▼
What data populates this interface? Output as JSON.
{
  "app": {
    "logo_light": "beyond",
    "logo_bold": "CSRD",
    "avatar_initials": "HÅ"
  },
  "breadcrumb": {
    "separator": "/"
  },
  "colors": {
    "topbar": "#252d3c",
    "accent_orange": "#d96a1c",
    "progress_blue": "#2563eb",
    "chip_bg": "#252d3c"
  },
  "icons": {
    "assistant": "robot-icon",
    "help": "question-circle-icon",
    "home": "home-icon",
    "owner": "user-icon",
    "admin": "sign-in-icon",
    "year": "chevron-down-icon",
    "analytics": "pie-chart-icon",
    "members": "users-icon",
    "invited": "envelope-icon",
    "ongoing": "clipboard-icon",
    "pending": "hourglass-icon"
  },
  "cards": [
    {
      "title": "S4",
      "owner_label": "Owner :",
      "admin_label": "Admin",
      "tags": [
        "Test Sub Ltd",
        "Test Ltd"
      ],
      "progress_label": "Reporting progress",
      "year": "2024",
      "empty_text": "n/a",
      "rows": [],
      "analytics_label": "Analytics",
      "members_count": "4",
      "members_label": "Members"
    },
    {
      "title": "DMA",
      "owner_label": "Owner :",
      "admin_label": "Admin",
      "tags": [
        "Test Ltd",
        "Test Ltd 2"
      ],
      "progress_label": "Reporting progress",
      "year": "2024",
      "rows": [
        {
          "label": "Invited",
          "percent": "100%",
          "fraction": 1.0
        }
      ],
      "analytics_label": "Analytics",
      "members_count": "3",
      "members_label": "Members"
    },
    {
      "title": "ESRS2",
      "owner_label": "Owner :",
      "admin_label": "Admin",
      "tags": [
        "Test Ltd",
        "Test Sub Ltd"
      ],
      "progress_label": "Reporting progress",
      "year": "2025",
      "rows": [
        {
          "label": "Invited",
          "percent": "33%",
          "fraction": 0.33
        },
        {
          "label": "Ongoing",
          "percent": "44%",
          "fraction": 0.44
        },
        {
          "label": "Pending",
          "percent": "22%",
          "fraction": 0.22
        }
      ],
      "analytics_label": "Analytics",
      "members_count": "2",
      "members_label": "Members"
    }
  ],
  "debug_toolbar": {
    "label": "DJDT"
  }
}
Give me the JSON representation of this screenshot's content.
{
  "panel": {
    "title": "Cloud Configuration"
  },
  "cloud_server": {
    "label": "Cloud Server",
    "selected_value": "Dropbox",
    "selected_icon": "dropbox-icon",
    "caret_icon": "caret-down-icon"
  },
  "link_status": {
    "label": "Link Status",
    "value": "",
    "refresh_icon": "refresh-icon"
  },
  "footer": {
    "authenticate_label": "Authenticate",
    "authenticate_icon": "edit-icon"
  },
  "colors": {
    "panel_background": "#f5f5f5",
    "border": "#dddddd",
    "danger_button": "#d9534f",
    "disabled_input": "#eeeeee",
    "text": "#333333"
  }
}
▲
◆ What to do
Reproduce the material above, every line of it, exactly.

◆ Exercise output
What data populates this interface? Output as JSON.
{
  "app": {
    "logo_light": "beyond",
    "logo_bold": "CSRD",
    "avatar_initials": "HÅ"
  },
  "breadcrumb": {
    "separator": "/"
  },
  "colors": {
    "topbar": "#252d3c",
    "accent_orange": "#d96a1c",
    "progress_blue": "#2563eb",
    "chip_bg": "#252d3c"
  },
  "icons": {
    "assistant": "robot-icon",
    "help": "question-circle-icon",
    "home": "home-icon",
    "owner": "user-icon",
    "admin": "sign-in-icon",
    "year": "chevron-down-icon",
    "analytics": "pie-chart-icon",
    "members": "users-icon",
    "invited": "envelope-icon",
    "ongoing": "clipboard-icon",
    "pending": "hourglass-icon"
  },
  "cards": [
    {
      "title": "S4",
      "owner_label": "Owner :",
      "admin_label": "Admin",
      "tags": [
        "Test Sub Ltd",
        "Test Ltd"
      ],
      "progress_label": "Reporting progress",
      "year": "2024",
      "empty_text": "n/a",
      "rows": [],
      "analytics_label": "Analytics",
      "members_count": "4",
      "members_label": "Members"
    },
    {
      "title": "DMA",
      "owner_label": "Owner :",
      "admin_label": "Admin",
      "tags": [
        "Test Ltd",
        "Test Ltd 2"
      ],
      "progress_label": "Reporting progress",
      "year": "2024",
      "rows": [
        {
          "label": "Invited",
          "percent": "100%",
          "fraction": 1.0
        }
      ],
      "analytics_label": "Analytics",
      "members_count": "3",
      "members_label": "Members"
    },
    {
      "title": "ESRS2",
      "owner_label": "Owner :",
      "admin_label": "Admin",
      "tags": [
        "Test Ltd",
        "Test Sub Ltd"
      ],
      "progress_label": "Reporting progress",
      "year": "2025",
      "rows": [
        {
          "label": "Invited",
          "percent": "33%",
          "fraction": 0.33
        },
        {
          "label": "Ongoing",
          "percent": "44%",
          "fraction": 0.44
        },
        {
          "label": "Pending",
          "percent": "22%",
          "fraction": 0.22
        }
      ],
      "analytics_label": "Analytics",
      "members_count": "2",
      "members_label": "Members"
    }
  ],
  "debug_toolbar": {
    "label": "DJDT"
  }
}
Give me the JSON representation of this screenshot's content.
{
  "panel": {
    "title": "Cloud Configuration"
  },
  "cloud_server": {
    "label": "Cloud Server",
    "selected_value": "Dropbox",
    "selected_icon": "dropbox-icon",
    "caret_icon": "caret-down-icon"
  },
  "link_status": {
    "label": "Link Status",
    "value": "",
    "refresh_icon": "refresh-icon"
  },
  "footer": {
    "authenticate_label": "Authenticate",
    "authenticate_icon": "edit-icon"
  },
  "colors": {
    "panel_background": "#f5f5f5",
    "border": "#dddddd",
    "danger_button": "#d9534f",
    "disabled_input": "#eeeeee",
    "text": "#333333"
  }
}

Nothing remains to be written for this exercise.